WHAT YOU ARE ASKED TO DO → Reproduce the listing exactly and skip over any pictures.

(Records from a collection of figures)
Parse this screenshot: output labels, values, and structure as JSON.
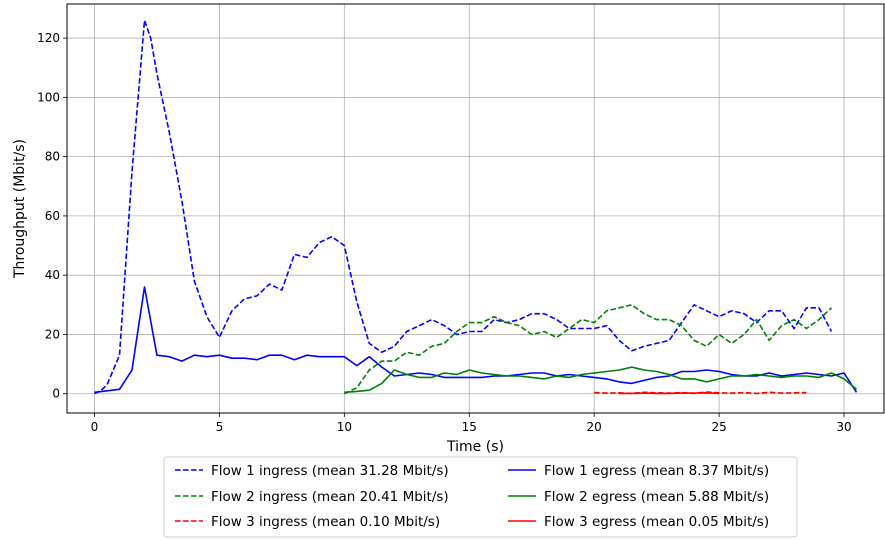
{
  "chart_data": {
    "type": "line",
    "title": "",
    "xlabel": "Time (s)",
    "ylabel": "Throughput (Mbit/s)",
    "xlim": [
      -1.1,
      31.6
    ],
    "ylim": [
      -6.5,
      131.5
    ],
    "xticks": [
      0,
      5,
      10,
      15,
      20,
      25,
      30
    ],
    "yticks": [
      0,
      20,
      40,
      60,
      80,
      100,
      120
    ],
    "grid": true,
    "legend_position": "bottom-center",
    "series": [
      {
        "name": "Flow 1 ingress (mean 31.28 Mbit/s)",
        "color": "#0000ff",
        "dash": "dashed",
        "x": [
          0,
          0.25,
          0.5,
          1.0,
          1.5,
          2.0,
          2.25,
          2.5,
          3.0,
          3.5,
          4.0,
          4.5,
          5.0,
          5.5,
          6.0,
          6.5,
          7.0,
          7.5,
          8.0,
          8.5,
          9.0,
          9.5,
          10.0,
          10.5,
          11.0,
          11.5,
          12.0,
          12.5,
          13.0,
          13.5,
          14.0,
          14.5,
          15.0,
          15.5,
          16.0,
          16.5,
          17.0,
          17.5,
          18.0,
          18.5,
          19.0,
          19.5,
          20.0,
          20.5,
          21.0,
          21.5,
          22.0,
          22.5,
          23.0,
          23.5,
          24.0,
          24.5,
          25.0,
          25.5,
          26.0,
          26.5,
          27.0,
          27.5,
          28.0,
          28.5,
          29.0,
          29.5
        ],
        "y": [
          0,
          1,
          3,
          13,
          75,
          126,
          120,
          108,
          88,
          65,
          38,
          26,
          19,
          28,
          32,
          33,
          37,
          35,
          47,
          46,
          51,
          53,
          50,
          31,
          17,
          14,
          16,
          21,
          23,
          25,
          23,
          20,
          21,
          21,
          25,
          24,
          25,
          27,
          27,
          25,
          22,
          22,
          22,
          23,
          18,
          14.5,
          16,
          17,
          18,
          24,
          30,
          28,
          26,
          28,
          27,
          24,
          28,
          28,
          22,
          29,
          29,
          21
        ]
      },
      {
        "name": "Flow 2 ingress (mean 20.41 Mbit/s)",
        "color": "#008000",
        "dash": "dashed",
        "x": [
          10.0,
          10.5,
          11.0,
          11.5,
          12.0,
          12.5,
          13.0,
          13.5,
          14.0,
          14.5,
          15.0,
          15.5,
          16.0,
          16.5,
          17.0,
          17.5,
          18.0,
          18.5,
          19.0,
          19.5,
          20.0,
          20.5,
          21.0,
          21.5,
          22.0,
          22.5,
          23.0,
          23.5,
          24.0,
          24.5,
          25.0,
          25.5,
          26.0,
          26.5,
          27.0,
          27.5,
          28.0,
          28.5,
          29.0,
          29.5
        ],
        "y": [
          0,
          2,
          8,
          11,
          11,
          14,
          13,
          16,
          17,
          21,
          24,
          24,
          26,
          24,
          23,
          20,
          21,
          19,
          22,
          25,
          24,
          28,
          29,
          30,
          27,
          25,
          25,
          23,
          18,
          16,
          20,
          17,
          20,
          25,
          18,
          23,
          25,
          22,
          25,
          29
        ]
      },
      {
        "name": "Flow 3 ingress (mean 0.10 Mbit/s)",
        "color": "#ff0000",
        "dash": "dashed",
        "x": [
          20.0,
          20.5,
          21.0,
          21.5,
          22.0,
          22.5,
          23.0,
          23.5,
          24.0,
          24.5,
          25.0,
          25.5,
          26.0,
          26.5,
          27.0,
          27.5,
          28.0,
          28.5
        ],
        "y": [
          0.4,
          0.2,
          0.3,
          0.1,
          0.5,
          0.3,
          0.2,
          0.4,
          0.1,
          0.6,
          0.3,
          0.2,
          0.4,
          0.1,
          0.5,
          0.2,
          0.3,
          0.4
        ]
      },
      {
        "name": "Flow 1 egress (mean 8.37 Mbit/s)",
        "color": "#0000ff",
        "dash": "solid",
        "x": [
          0,
          0.5,
          1.0,
          1.5,
          2.0,
          2.5,
          3.0,
          3.5,
          4.0,
          4.5,
          5.0,
          5.5,
          6.0,
          6.5,
          7.0,
          7.5,
          8.0,
          8.5,
          9.0,
          9.5,
          10.0,
          10.5,
          11.0,
          11.5,
          12.0,
          12.5,
          13.0,
          13.5,
          14.0,
          14.5,
          15.0,
          15.5,
          16.0,
          16.5,
          17.0,
          17.5,
          18.0,
          18.5,
          19.0,
          19.5,
          20.0,
          20.5,
          21.0,
          21.5,
          22.0,
          22.5,
          23.0,
          23.5,
          24.0,
          24.5,
          25.0,
          25.5,
          26.0,
          26.5,
          27.0,
          27.5,
          28.0,
          28.5,
          29.0,
          29.5,
          30.0,
          30.5
        ],
        "y": [
          0.5,
          1,
          1.5,
          8,
          36,
          13,
          12.5,
          11,
          13,
          12.5,
          13,
          12,
          12,
          11.5,
          13,
          13,
          11.5,
          13,
          12.5,
          12.5,
          12.5,
          9.5,
          12.5,
          9,
          6,
          6.5,
          7,
          6.5,
          5.5,
          5.5,
          5.5,
          5.5,
          6,
          6,
          6.5,
          7,
          7,
          6,
          6.5,
          6,
          5.5,
          5,
          4,
          3.5,
          4.5,
          5.5,
          6,
          7.5,
          7.5,
          8,
          7.5,
          6.5,
          6,
          6,
          7,
          6,
          6.5,
          7,
          6.5,
          6,
          7,
          0.5
        ]
      },
      {
        "name": "Flow 2 egress (mean 5.88 Mbit/s)",
        "color": "#008000",
        "dash": "solid",
        "x": [
          10.0,
          10.5,
          11.0,
          11.5,
          12.0,
          12.5,
          13.0,
          13.5,
          14.0,
          14.5,
          15.0,
          15.5,
          16.0,
          16.5,
          17.0,
          17.5,
          18.0,
          18.5,
          19.0,
          19.5,
          20.0,
          20.5,
          21.0,
          21.5,
          22.0,
          22.5,
          23.0,
          23.5,
          24.0,
          24.5,
          25.0,
          25.5,
          26.0,
          26.5,
          27.0,
          27.5,
          28.0,
          28.5,
          29.0,
          29.5,
          30.0,
          30.5
        ],
        "y": [
          0.5,
          0.8,
          1.2,
          3.5,
          8,
          6.5,
          5.5,
          5.5,
          7,
          6.5,
          8,
          7,
          6.5,
          6,
          6,
          5.5,
          5,
          6,
          5.5,
          6.5,
          7,
          7.5,
          8,
          9,
          8,
          7.5,
          6.5,
          5,
          5,
          4,
          5,
          6,
          6,
          6.5,
          6,
          5.5,
          6,
          6,
          5.5,
          7,
          5,
          1.5
        ]
      },
      {
        "name": "Flow 3 egress (mean 0.05 Mbit/s)",
        "color": "#ff0000",
        "dash": "solid",
        "x": [
          21.0,
          21.5,
          22.0,
          22.5,
          23.0,
          23.5,
          24.0,
          24.5,
          25.0
        ],
        "y": [
          0.1,
          0.1,
          0.2,
          0.1,
          0.1,
          0.2,
          0.2,
          0.3,
          0.1
        ]
      }
    ]
  }
}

SOLUTION TO THE EXERCISE →
Parse this screenshot: output labels, values, and structure as JSON.
{
  "chart_data": {
    "type": "line",
    "title": "",
    "xlabel": "Time (s)",
    "ylabel": "Throughput (Mbit/s)",
    "xlim": [
      -1.1,
      31.6
    ],
    "ylim": [
      -6.5,
      131.5
    ],
    "xticks": [
      0,
      5,
      10,
      15,
      20,
      25,
      30
    ],
    "yticks": [
      0,
      20,
      40,
      60,
      80,
      100,
      120
    ],
    "grid": true,
    "legend_position": "bottom-center",
    "series": [
      {
        "name": "Flow 1 ingress (mean 31.28 Mbit/s)",
        "color": "#0000ff",
        "dash": "dashed",
        "x": [
          0,
          0.25,
          0.5,
          1.0,
          1.5,
          2.0,
          2.25,
          2.5,
          3.0,
          3.5,
          4.0,
          4.5,
          5.0,
          5.5,
          6.0,
          6.5,
          7.0,
          7.5,
          8.0,
          8.5,
          9.0,
          9.5,
          10.0,
          10.5,
          11.0,
          11.5,
          12.0,
          12.5,
          13.0,
          13.5,
          14.0,
          14.5,
          15.0,
          15.5,
          16.0,
          16.5,
          17.0,
          17.5,
          18.0,
          18.5,
          19.0,
          19.5,
          20.0,
          20.5,
          21.0,
          21.5,
          22.0,
          22.5,
          23.0,
          23.5,
          24.0,
          24.5,
          25.0,
          25.5,
          26.0,
          26.5,
          27.0,
          27.5,
          28.0,
          28.5,
          29.0,
          29.5
        ],
        "y": [
          0,
          1,
          3,
          13,
          75,
          126,
          120,
          108,
          88,
          65,
          38,
          26,
          19,
          28,
          32,
          33,
          37,
          35,
          47,
          46,
          51,
          53,
          50,
          31,
          17,
          14,
          16,
          21,
          23,
          25,
          23,
          20,
          21,
          21,
          25,
          24,
          25,
          27,
          27,
          25,
          22,
          22,
          22,
          23,
          18,
          14.5,
          16,
          17,
          18,
          24,
          30,
          28,
          26,
          28,
          27,
          24,
          28,
          28,
          22,
          29,
          29,
          21
        ]
      },
      {
        "name": "Flow 2 ingress (mean 20.41 Mbit/s)",
        "color": "#008000",
        "dash": "dashed",
        "x": [
          10.0,
          10.5,
          11.0,
          11.5,
          12.0,
          12.5,
          13.0,
          13.5,
          14.0,
          14.5,
          15.0,
          15.5,
          16.0,
          16.5,
          17.0,
          17.5,
          18.0,
          18.5,
          19.0,
          19.5,
          20.0,
          20.5,
          21.0,
          21.5,
          22.0,
          22.5,
          23.0,
          23.5,
          24.0,
          24.5,
          25.0,
          25.5,
          26.0,
          26.5,
          27.0,
          27.5,
          28.0,
          28.5,
          29.0,
          29.5
        ],
        "y": [
          0,
          2,
          8,
          11,
          11,
          14,
          13,
          16,
          17,
          21,
          24,
          24,
          26,
          24,
          23,
          20,
          21,
          19,
          22,
          25,
          24,
          28,
          29,
          30,
          27,
          25,
          25,
          23,
          18,
          16,
          20,
          17,
          20,
          25,
          18,
          23,
          25,
          22,
          25,
          29
        ]
      },
      {
        "name": "Flow 3 ingress (mean 0.10 Mbit/s)",
        "color": "#ff0000",
        "dash": "dashed",
        "x": [
          20.0,
          20.5,
          21.0,
          21.5,
          22.0,
          22.5,
          23.0,
          23.5,
          24.0,
          24.5,
          25.0,
          25.5,
          26.0,
          26.5,
          27.0,
          27.5,
          28.0,
          28.5
        ],
        "y": [
          0.4,
          0.2,
          0.3,
          0.1,
          0.5,
          0.3,
          0.2,
          0.4,
          0.1,
          0.6,
          0.3,
          0.2,
          0.4,
          0.1,
          0.5,
          0.2,
          0.3,
          0.4
        ]
      },
      {
        "name": "Flow 1 egress (mean 8.37 Mbit/s)",
        "color": "#0000ff",
        "dash": "solid",
        "x": [
          0,
          0.5,
          1.0,
          1.5,
          2.0,
          2.5,
          3.0,
          3.5,
          4.0,
          4.5,
          5.0,
          5.5,
          6.0,
          6.5,
          7.0,
          7.5,
          8.0,
          8.5,
          9.0,
          9.5,
          10.0,
          10.5,
          11.0,
          11.5,
          12.0,
          12.5,
          13.0,
          13.5,
          14.0,
          14.5,
          15.0,
          15.5,
          16.0,
          16.5,
          17.0,
          17.5,
          18.0,
          18.5,
          19.0,
          19.5,
          20.0,
          20.5,
          21.0,
          21.5,
          22.0,
          22.5,
          23.0,
          23.5,
          24.0,
          24.5,
          25.0,
          25.5,
          26.0,
          26.5,
          27.0,
          27.5,
          28.0,
          28.5,
          29.0,
          29.5,
          30.0,
          30.5
        ],
        "y": [
          0.5,
          1,
          1.5,
          8,
          36,
          13,
          12.5,
          11,
          13,
          12.5,
          13,
          12,
          12,
          11.5,
          13,
          13,
          11.5,
          13,
          12.5,
          12.5,
          12.5,
          9.5,
          12.5,
          9,
          6,
          6.5,
          7,
          6.5,
          5.5,
          5.5,
          5.5,
          5.5,
          6,
          6,
          6.5,
          7,
          7,
          6,
          6.5,
          6,
          5.5,
          5,
          4,
          3.5,
          4.5,
          5.5,
          6,
          7.5,
          7.5,
          8,
          7.5,
          6.5,
          6,
          6,
          7,
          6,
          6.5,
          7,
          6.5,
          6,
          7,
          0.5
        ]
      },
      {
        "name": "Flow 2 egress (mean 5.88 Mbit/s)",
        "color": "#008000",
        "dash": "solid",
        "x": [
          10.0,
          10.5,
          11.0,
          11.5,
          12.0,
          12.5,
          13.0,
          13.5,
          14.0,
          14.5,
          15.0,
          15.5,
          16.0,
          16.5,
          17.0,
          17.5,
          18.0,
          18.5,
          19.0,
          19.5,
          20.0,
          20.5,
          21.0,
          21.5,
          22.0,
          22.5,
          23.0,
          23.5,
          24.0,
          24.5,
          25.0,
          25.5,
          26.0,
          26.5,
          27.0,
          27.5,
          28.0,
          28.5,
          29.0,
          29.5,
          30.0,
          30.5
        ],
        "y": [
          0.5,
          0.8,
          1.2,
          3.5,
          8,
          6.5,
          5.5,
          5.5,
          7,
          6.5,
          8,
          7,
          6.5,
          6,
          6,
          5.5,
          5,
          6,
          5.5,
          6.5,
          7,
          7.5,
          8,
          9,
          8,
          7.5,
          6.5,
          5,
          5,
          4,
          5,
          6,
          6,
          6.5,
          6,
          5.5,
          6,
          6,
          5.5,
          7,
          5,
          1.5
        ]
      },
      {
        "name": "Flow 3 egress (mean 0.05 Mbit/s)",
        "color": "#ff0000",
        "dash": "solid",
        "x": [
          21.0,
          21.5,
          22.0,
          22.5,
          23.0,
          23.5,
          24.0,
          24.5,
          25.0
        ],
        "y": [
          0.1,
          0.1,
          0.2,
          0.1,
          0.1,
          0.2,
          0.2,
          0.3,
          0.1
        ]
      }
    ]
  }
}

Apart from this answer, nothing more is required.